[Source records]

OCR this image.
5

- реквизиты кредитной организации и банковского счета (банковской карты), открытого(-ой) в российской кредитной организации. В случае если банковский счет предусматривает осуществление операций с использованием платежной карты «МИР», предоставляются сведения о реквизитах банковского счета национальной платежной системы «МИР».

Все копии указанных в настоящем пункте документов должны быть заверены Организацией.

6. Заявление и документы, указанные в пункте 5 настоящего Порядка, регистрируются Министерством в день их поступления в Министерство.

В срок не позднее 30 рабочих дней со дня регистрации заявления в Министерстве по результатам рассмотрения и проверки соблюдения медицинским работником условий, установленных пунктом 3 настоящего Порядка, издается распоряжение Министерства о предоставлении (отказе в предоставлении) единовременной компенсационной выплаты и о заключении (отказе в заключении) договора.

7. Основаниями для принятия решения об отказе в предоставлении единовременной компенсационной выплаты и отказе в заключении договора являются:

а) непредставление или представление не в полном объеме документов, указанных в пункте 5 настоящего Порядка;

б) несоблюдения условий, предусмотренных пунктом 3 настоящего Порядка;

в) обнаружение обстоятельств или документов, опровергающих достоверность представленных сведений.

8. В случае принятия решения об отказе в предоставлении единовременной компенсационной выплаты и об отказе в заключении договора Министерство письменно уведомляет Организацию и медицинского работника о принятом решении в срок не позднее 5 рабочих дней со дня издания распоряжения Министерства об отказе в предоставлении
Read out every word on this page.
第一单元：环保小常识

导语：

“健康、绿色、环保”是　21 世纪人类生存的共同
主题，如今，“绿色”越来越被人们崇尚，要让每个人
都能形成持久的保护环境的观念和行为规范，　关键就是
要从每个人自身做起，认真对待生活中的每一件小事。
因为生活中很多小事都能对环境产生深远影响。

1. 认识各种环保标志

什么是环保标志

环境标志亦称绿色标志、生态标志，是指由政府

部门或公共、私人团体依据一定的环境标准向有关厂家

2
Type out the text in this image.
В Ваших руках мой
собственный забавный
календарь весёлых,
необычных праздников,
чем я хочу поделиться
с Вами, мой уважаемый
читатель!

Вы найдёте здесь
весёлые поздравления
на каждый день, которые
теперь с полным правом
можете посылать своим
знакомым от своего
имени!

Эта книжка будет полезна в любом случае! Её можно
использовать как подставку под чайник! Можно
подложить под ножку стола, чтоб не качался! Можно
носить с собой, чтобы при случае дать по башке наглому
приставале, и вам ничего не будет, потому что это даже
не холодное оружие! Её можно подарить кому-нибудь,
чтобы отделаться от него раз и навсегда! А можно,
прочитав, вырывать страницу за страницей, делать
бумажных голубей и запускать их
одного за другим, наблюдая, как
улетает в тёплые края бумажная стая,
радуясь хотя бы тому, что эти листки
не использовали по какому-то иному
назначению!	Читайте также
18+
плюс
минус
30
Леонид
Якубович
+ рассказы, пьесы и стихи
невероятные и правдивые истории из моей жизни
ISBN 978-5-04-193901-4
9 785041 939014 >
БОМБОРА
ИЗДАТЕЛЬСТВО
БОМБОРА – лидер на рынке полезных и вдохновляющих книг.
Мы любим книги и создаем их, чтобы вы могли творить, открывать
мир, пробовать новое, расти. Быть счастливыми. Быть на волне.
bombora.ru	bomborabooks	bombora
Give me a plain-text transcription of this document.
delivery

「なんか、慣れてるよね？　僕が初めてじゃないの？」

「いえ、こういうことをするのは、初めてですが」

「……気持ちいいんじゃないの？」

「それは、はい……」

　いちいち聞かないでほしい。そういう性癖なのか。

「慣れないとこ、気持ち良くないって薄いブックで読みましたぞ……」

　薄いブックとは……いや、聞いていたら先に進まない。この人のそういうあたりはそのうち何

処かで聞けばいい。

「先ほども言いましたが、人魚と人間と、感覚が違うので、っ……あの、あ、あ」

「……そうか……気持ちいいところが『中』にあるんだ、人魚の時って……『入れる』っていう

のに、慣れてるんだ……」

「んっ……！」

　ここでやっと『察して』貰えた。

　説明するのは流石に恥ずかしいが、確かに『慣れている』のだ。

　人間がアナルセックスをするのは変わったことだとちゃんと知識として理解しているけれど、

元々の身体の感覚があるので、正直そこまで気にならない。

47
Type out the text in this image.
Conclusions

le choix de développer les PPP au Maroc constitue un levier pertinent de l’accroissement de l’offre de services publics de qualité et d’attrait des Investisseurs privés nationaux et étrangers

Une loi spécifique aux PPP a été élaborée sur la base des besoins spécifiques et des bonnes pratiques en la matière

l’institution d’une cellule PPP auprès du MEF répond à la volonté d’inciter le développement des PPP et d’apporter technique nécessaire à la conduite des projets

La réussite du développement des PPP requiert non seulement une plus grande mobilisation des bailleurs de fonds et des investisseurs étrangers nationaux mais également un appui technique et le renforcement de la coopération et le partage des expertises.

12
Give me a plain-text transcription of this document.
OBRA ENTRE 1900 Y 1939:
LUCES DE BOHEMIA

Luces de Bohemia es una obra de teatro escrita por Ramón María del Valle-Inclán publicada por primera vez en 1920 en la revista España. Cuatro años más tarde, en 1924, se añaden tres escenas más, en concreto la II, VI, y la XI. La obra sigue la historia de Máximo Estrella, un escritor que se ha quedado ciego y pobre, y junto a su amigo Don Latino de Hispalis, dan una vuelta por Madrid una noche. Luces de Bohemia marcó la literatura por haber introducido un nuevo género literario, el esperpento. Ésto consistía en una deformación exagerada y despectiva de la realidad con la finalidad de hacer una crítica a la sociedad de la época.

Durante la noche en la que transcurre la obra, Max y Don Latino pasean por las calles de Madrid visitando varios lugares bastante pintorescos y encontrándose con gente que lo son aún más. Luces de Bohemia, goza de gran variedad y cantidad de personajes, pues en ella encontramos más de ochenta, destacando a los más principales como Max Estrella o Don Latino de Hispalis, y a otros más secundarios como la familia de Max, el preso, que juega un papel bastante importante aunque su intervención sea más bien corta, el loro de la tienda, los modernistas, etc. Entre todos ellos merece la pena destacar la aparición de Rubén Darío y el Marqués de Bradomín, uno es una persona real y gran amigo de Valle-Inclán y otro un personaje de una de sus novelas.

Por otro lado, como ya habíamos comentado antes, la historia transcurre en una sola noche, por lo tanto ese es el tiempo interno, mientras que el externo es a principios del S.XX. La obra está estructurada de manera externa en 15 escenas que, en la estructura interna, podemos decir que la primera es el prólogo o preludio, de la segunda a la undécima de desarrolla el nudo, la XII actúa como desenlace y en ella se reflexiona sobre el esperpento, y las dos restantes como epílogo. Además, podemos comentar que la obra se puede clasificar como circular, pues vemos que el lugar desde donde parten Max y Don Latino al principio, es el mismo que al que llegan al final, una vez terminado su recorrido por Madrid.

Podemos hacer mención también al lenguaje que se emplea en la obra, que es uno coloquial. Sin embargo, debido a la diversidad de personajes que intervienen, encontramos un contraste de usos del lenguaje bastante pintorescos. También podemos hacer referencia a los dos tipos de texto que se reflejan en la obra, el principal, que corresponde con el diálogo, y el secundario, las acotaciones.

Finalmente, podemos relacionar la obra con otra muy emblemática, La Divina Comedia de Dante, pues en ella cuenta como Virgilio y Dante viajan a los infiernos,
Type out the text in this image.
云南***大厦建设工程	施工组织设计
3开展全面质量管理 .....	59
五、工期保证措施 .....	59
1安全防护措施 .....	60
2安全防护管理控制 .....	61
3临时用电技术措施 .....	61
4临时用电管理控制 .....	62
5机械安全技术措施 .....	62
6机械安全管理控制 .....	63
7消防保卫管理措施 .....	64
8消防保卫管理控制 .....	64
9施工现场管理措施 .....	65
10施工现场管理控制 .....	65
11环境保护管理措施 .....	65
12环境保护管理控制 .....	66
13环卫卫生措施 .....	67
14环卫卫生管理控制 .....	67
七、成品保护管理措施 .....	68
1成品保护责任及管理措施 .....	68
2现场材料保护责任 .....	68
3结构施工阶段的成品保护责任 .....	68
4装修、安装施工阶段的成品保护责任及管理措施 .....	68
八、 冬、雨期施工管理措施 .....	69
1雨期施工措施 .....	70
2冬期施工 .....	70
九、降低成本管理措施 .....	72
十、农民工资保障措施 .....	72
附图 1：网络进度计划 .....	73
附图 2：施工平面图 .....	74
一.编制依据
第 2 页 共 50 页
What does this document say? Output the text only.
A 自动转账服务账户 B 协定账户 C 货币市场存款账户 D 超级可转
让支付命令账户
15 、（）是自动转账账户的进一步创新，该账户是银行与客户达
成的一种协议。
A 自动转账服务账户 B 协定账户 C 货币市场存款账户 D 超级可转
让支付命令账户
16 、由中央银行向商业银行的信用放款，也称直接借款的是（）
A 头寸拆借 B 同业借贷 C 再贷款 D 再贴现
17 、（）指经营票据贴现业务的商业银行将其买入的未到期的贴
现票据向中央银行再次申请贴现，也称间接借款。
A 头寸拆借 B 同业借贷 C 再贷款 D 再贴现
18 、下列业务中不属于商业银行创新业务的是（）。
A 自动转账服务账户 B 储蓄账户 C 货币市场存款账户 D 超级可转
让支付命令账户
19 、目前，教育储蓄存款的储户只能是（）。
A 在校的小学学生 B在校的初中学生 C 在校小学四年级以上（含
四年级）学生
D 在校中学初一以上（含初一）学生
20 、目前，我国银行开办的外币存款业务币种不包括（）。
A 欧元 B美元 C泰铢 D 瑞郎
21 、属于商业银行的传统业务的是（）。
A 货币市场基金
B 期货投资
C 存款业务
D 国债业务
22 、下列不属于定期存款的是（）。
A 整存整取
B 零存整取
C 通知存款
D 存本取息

GOAL: In the entries above, locate every line with the word "étrangers" and copy it.

RESPONSE TO THIS TASK:
le choix de développer les PPP au Maroc constitue un levier pertinent de l’accroissement de l’offre de services publics de qualité et d’attrait des Investisseurs privés nationaux et étrangers
La réussite du développement des PPP requiert non seulement une plus grande mobilisation des bailleurs de fonds et des investisseurs étrangers nationaux mais également un appui technique et le renforcement de la coopération et le partage des expertises.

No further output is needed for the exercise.